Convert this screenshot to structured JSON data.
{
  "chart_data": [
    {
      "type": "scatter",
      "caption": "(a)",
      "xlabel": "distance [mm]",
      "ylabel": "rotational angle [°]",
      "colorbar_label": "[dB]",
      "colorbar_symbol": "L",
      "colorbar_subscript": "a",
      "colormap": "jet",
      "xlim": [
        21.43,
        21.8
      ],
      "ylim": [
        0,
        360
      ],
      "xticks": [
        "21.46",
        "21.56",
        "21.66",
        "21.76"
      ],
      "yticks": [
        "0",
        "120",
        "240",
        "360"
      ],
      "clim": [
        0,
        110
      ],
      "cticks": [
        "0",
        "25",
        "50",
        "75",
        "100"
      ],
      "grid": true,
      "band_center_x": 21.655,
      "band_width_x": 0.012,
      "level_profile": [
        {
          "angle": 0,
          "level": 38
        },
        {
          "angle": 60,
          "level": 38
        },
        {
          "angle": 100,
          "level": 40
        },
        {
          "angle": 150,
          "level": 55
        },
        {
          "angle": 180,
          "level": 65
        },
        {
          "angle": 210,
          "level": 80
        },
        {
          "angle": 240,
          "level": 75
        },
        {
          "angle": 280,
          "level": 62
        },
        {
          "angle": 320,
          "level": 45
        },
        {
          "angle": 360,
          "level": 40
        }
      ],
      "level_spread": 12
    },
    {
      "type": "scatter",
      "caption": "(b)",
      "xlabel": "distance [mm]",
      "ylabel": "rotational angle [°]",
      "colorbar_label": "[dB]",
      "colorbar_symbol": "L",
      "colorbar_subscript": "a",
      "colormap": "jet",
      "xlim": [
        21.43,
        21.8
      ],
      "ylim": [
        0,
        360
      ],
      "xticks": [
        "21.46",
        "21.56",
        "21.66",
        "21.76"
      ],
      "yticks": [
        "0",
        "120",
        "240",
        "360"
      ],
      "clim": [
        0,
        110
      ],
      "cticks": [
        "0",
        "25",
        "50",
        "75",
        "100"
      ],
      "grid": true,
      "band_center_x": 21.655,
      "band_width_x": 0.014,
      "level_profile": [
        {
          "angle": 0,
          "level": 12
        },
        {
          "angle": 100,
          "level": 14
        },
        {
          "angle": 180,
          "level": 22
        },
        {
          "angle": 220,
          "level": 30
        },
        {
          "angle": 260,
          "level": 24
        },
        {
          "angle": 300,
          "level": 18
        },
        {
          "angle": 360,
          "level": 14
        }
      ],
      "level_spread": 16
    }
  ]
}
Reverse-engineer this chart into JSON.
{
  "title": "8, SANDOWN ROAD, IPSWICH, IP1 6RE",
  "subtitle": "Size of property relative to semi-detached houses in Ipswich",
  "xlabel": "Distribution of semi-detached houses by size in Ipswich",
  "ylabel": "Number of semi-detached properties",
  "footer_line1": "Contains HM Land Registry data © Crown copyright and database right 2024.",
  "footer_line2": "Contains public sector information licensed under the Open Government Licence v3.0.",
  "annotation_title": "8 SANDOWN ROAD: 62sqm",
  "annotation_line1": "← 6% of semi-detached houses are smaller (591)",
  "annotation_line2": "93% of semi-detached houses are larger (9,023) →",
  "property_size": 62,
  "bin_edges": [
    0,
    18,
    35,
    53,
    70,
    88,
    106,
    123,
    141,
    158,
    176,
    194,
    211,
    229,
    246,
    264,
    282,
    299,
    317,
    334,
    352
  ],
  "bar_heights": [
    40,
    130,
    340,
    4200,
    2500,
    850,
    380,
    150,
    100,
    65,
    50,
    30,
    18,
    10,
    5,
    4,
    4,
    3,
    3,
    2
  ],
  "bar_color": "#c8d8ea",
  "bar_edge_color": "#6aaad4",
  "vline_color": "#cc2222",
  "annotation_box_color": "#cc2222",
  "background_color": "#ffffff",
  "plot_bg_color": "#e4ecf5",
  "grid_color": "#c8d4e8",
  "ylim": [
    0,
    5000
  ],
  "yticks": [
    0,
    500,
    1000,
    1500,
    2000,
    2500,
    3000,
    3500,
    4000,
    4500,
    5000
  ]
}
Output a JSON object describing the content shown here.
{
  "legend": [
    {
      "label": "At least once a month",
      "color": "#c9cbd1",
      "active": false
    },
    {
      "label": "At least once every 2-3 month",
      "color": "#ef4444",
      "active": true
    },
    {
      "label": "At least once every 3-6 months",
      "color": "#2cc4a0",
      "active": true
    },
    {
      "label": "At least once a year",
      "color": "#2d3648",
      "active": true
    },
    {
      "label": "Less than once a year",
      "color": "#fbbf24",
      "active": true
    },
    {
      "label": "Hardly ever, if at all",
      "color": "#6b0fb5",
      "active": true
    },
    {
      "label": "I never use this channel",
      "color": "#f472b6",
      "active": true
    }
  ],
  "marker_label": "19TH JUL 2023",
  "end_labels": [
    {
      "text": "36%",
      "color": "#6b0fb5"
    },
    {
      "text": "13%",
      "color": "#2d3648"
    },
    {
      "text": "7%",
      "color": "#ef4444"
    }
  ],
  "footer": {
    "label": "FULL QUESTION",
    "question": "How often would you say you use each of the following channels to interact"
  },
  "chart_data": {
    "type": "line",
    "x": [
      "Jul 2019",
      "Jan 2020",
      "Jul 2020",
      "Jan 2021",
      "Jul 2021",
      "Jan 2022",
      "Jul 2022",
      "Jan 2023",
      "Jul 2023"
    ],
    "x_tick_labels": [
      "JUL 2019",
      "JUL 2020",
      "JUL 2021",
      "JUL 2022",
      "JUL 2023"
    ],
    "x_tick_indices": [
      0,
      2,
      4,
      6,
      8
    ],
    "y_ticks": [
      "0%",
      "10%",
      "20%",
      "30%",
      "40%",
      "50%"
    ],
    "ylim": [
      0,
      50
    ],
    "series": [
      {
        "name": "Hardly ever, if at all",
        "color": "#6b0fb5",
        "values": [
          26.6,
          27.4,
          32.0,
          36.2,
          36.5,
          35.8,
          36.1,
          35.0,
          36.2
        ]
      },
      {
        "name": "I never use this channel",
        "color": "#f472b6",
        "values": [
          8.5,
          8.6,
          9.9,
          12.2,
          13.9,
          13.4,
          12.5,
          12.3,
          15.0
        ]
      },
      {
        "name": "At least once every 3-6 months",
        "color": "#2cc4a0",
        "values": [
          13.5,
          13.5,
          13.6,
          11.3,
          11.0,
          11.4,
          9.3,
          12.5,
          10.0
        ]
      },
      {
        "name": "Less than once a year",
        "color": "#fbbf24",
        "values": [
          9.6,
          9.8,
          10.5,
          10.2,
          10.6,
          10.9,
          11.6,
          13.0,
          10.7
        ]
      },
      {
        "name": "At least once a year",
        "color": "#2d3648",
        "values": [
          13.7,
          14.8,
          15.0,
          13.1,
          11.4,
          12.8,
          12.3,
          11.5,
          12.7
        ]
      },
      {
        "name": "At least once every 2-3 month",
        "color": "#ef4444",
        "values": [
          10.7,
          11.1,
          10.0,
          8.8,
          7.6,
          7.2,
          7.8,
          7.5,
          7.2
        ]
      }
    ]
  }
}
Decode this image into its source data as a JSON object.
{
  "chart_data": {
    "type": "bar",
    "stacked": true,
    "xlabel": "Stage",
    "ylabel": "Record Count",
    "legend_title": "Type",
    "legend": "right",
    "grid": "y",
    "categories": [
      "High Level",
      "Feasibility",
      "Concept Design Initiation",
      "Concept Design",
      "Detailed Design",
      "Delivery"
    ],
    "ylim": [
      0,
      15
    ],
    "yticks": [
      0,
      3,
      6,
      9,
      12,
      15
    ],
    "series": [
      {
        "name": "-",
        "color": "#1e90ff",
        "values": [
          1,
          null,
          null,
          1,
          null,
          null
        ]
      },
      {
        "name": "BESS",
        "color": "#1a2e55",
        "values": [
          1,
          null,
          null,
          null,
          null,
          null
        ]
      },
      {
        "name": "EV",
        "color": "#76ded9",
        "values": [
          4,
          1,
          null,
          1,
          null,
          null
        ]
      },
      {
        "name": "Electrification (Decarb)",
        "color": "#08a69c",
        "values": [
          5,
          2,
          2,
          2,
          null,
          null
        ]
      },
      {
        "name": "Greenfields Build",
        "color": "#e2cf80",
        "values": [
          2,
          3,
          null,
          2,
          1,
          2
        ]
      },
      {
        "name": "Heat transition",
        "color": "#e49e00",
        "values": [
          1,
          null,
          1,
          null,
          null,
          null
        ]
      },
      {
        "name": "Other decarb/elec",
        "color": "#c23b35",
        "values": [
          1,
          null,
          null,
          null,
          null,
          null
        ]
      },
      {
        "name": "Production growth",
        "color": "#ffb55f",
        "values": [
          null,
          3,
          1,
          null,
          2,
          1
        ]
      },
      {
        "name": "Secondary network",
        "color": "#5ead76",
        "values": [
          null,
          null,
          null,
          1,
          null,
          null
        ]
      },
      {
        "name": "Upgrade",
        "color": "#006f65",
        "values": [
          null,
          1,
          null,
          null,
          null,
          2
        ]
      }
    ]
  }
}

- - - - - - -

* [EXERCISE TASK]: Find out how many lines in the listing contain the string "every". Give the number alone.

* [TASK SOLUTION]: 4